**Challenge:** Please give the entries again in full and exactly, without any picture.

-- START OF Record extracts --

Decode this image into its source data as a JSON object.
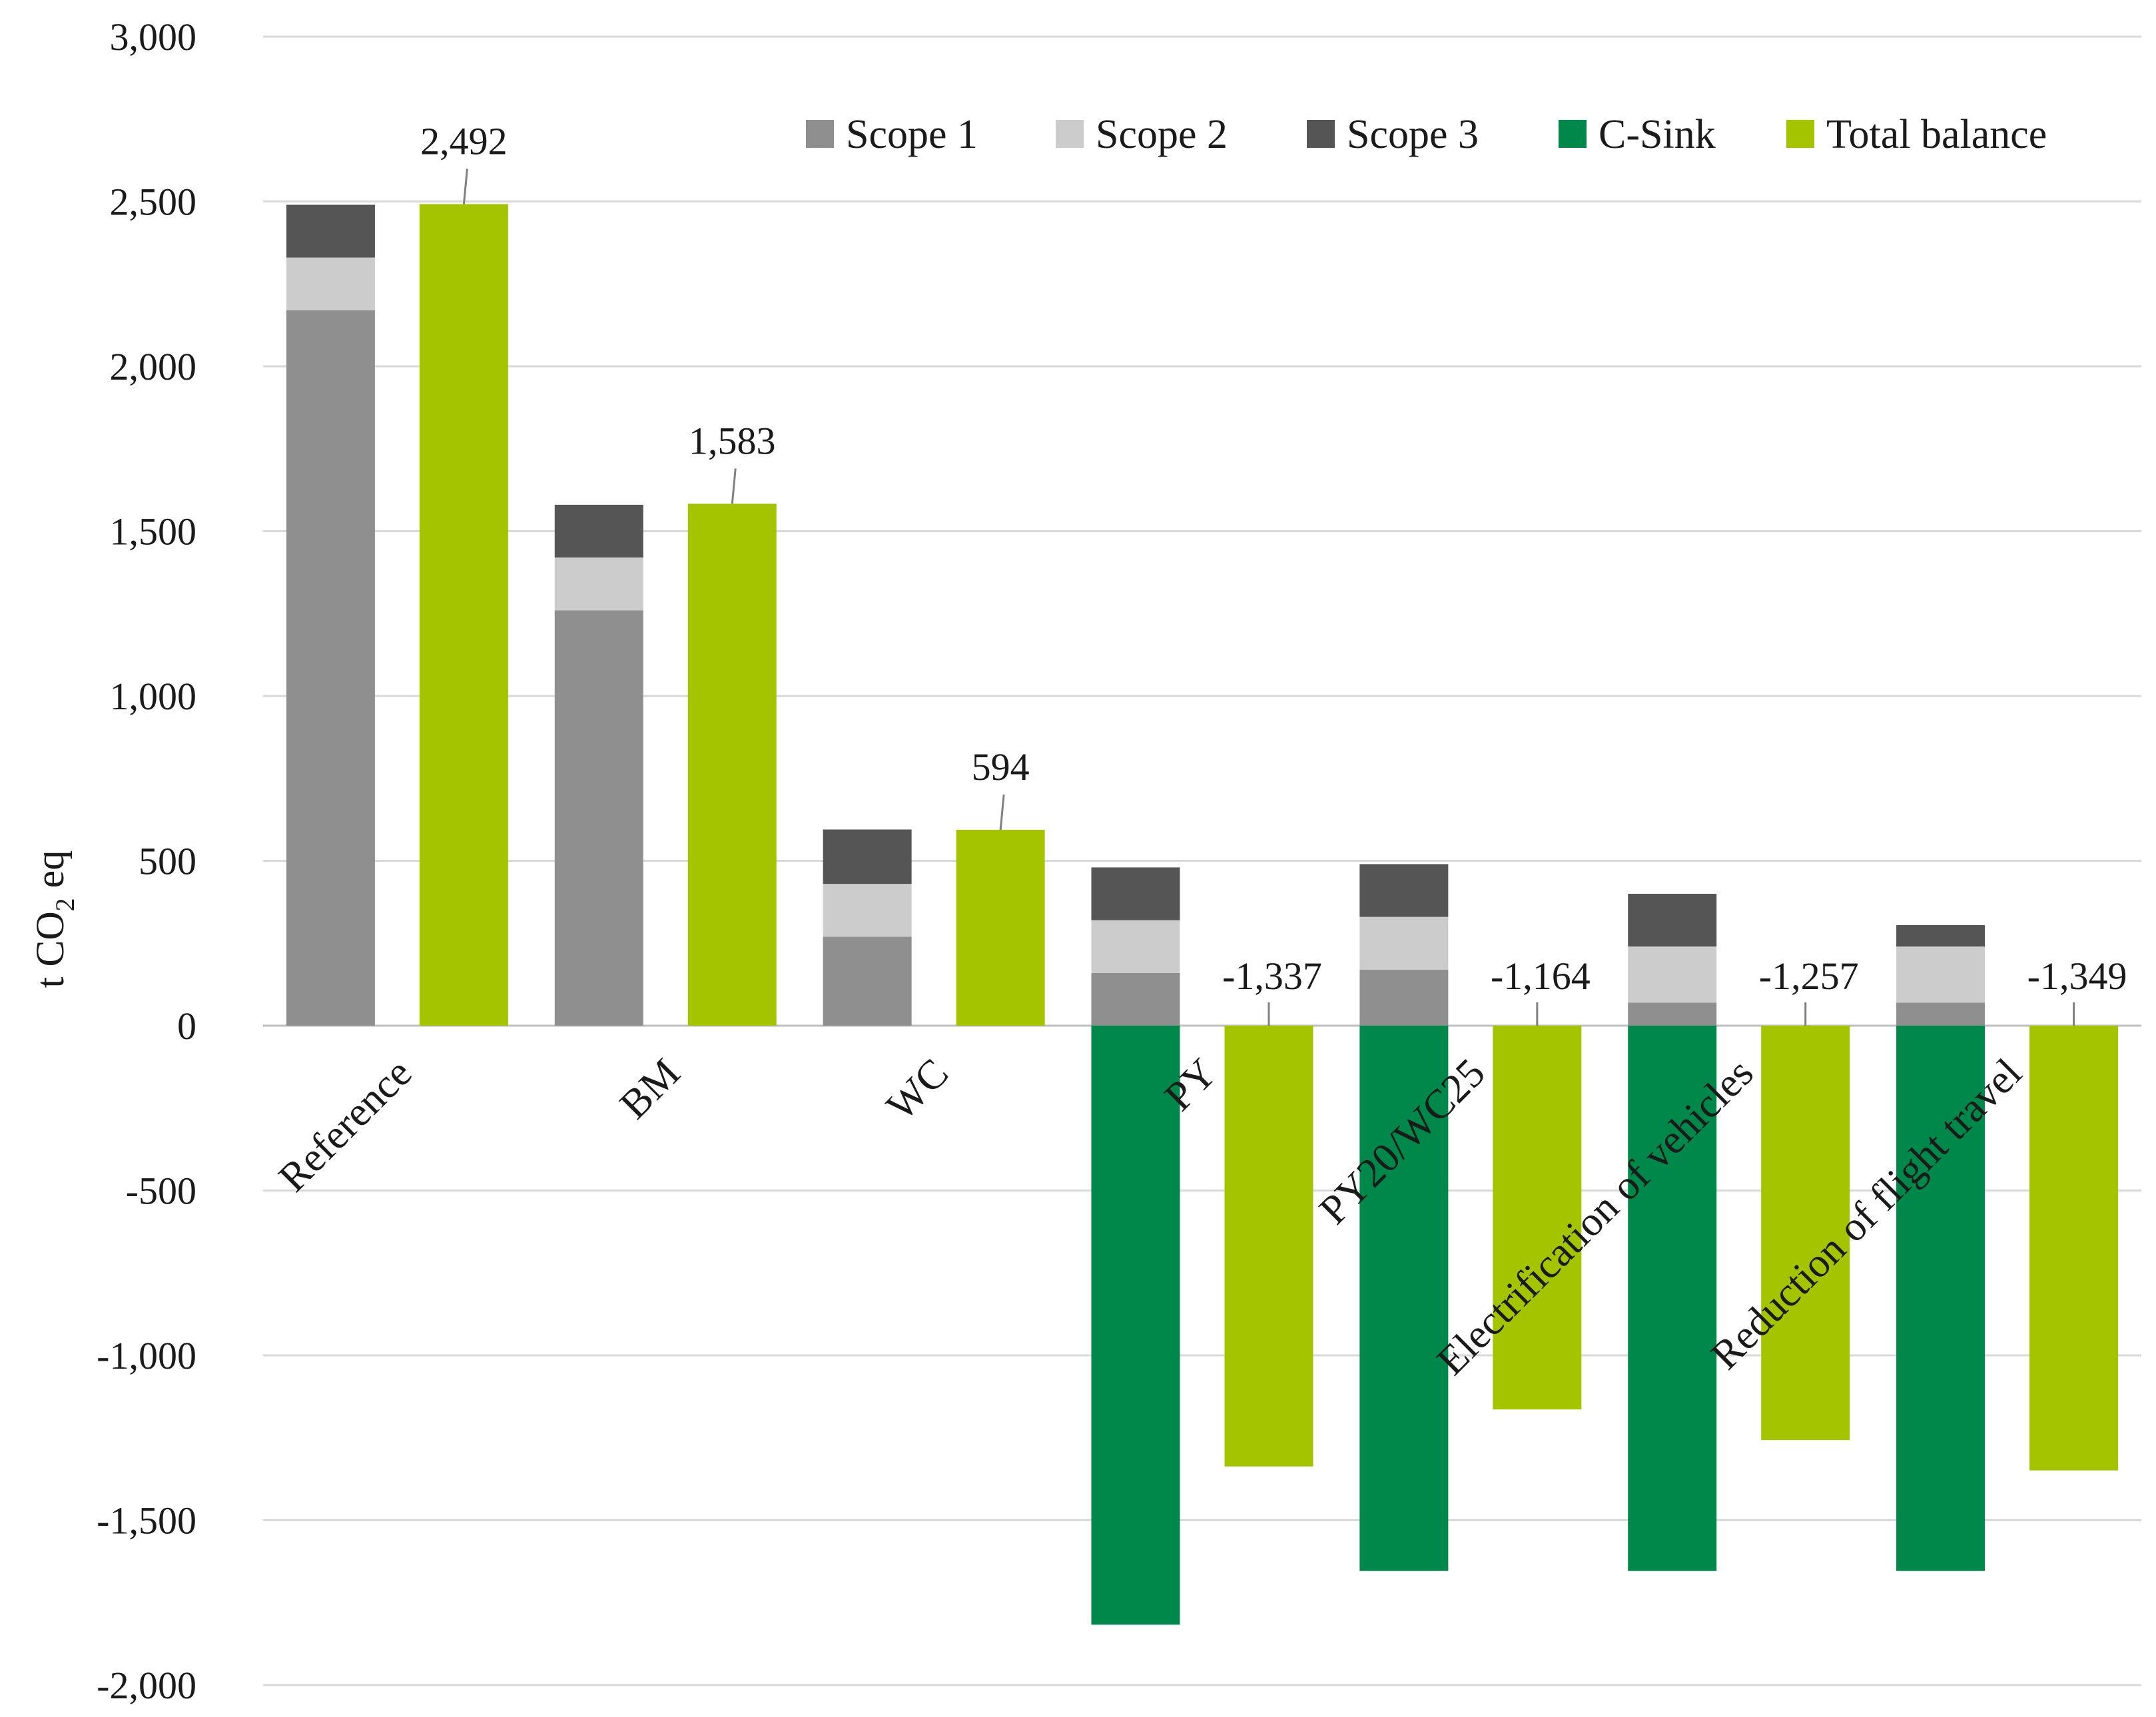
{
  "chart_data": {
    "type": "bar",
    "categories": [
      "Reference",
      "BM",
      "WC",
      "PY",
      "PY20/WC25",
      "Electrification of vehicles",
      "Reduction of flight travel"
    ],
    "series": [
      {
        "name": "Scope 1",
        "stack": "emissions",
        "values": [
          2170,
          1260,
          270,
          160,
          170,
          70,
          70
        ]
      },
      {
        "name": "Scope 2",
        "stack": "emissions",
        "values": [
          160,
          160,
          160,
          160,
          160,
          170,
          170
        ]
      },
      {
        "name": "Scope 3",
        "stack": "emissions",
        "values": [
          160,
          160,
          165,
          160,
          160,
          160,
          65
        ]
      },
      {
        "name": "C-Sink",
        "stack": "emissions",
        "values": [
          0,
          0,
          0,
          -1817,
          -1654,
          -1654,
          -1654
        ]
      },
      {
        "name": "Total balance",
        "stack": "balance",
        "values": [
          2492,
          1583,
          594,
          -1337,
          -1164,
          -1257,
          -1349
        ]
      }
    ],
    "data_labels": [
      "2,492",
      "1,583",
      "594",
      "-1,337",
      "-1,164",
      "-1,257",
      "-1,349"
    ],
    "ylabel_main": "t CO",
    "ylabel_sub": "2",
    "ylabel_suffix": " eq",
    "ylim": [
      -2000,
      3000
    ],
    "yticks": [
      -2000,
      -1500,
      -1000,
      -500,
      0,
      500,
      1000,
      1500,
      2000,
      2500,
      3000
    ],
    "ytick_labels": [
      "-2,000",
      "-1,500",
      "-1,000",
      "-500",
      "0",
      "500",
      "1,000",
      "1,500",
      "2,000",
      "2,500",
      "3,000"
    ],
    "grid": true,
    "legend_position": "top-right"
  },
  "colors": {
    "Scope 1": "#8f8f8f",
    "Scope 2": "#cccccc",
    "Scope 3": "#555555",
    "C-Sink": "#00884a",
    "Total balance": "#a5c400"
  }
}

-- END OF Record extracts --

**Output for this exercise:**
Decode this image into its source data as a JSON object.
{
  "chart_data": {
    "type": "bar",
    "categories": [
      "Reference",
      "BM",
      "WC",
      "PY",
      "PY20/WC25",
      "Electrification of vehicles",
      "Reduction of flight travel"
    ],
    "series": [
      {
        "name": "Scope 1",
        "stack": "emissions",
        "values": [
          2170,
          1260,
          270,
          160,
          170,
          70,
          70
        ]
      },
      {
        "name": "Scope 2",
        "stack": "emissions",
        "values": [
          160,
          160,
          160,
          160,
          160,
          170,
          170
        ]
      },
      {
        "name": "Scope 3",
        "stack": "emissions",
        "values": [
          160,
          160,
          165,
          160,
          160,
          160,
          65
        ]
      },
      {
        "name": "C-Sink",
        "stack": "emissions",
        "values": [
          0,
          0,
          0,
          -1817,
          -1654,
          -1654,
          -1654
        ]
      },
      {
        "name": "Total balance",
        "stack": "balance",
        "values": [
          2492,
          1583,
          594,
          -1337,
          -1164,
          -1257,
          -1349
        ]
      }
    ],
    "data_labels": [
      "2,492",
      "1,583",
      "594",
      "-1,337",
      "-1,164",
      "-1,257",
      "-1,349"
    ],
    "ylabel_main": "t CO",
    "ylabel_sub": "2",
    "ylabel_suffix": " eq",
    "ylim": [
      -2000,
      3000
    ],
    "yticks": [
      -2000,
      -1500,
      -1000,
      -500,
      0,
      500,
      1000,
      1500,
      2000,
      2500,
      3000
    ],
    "ytick_labels": [
      "-2,000",
      "-1,500",
      "-1,000",
      "-500",
      "0",
      "500",
      "1,000",
      "1,500",
      "2,000",
      "2,500",
      "3,000"
    ],
    "grid": true,
    "legend_position": "top-right"
  },
  "colors": {
    "Scope 1": "#8f8f8f",
    "Scope 2": "#cccccc",
    "Scope 3": "#555555",
    "C-Sink": "#00884a",
    "Total balance": "#a5c400"
  }
}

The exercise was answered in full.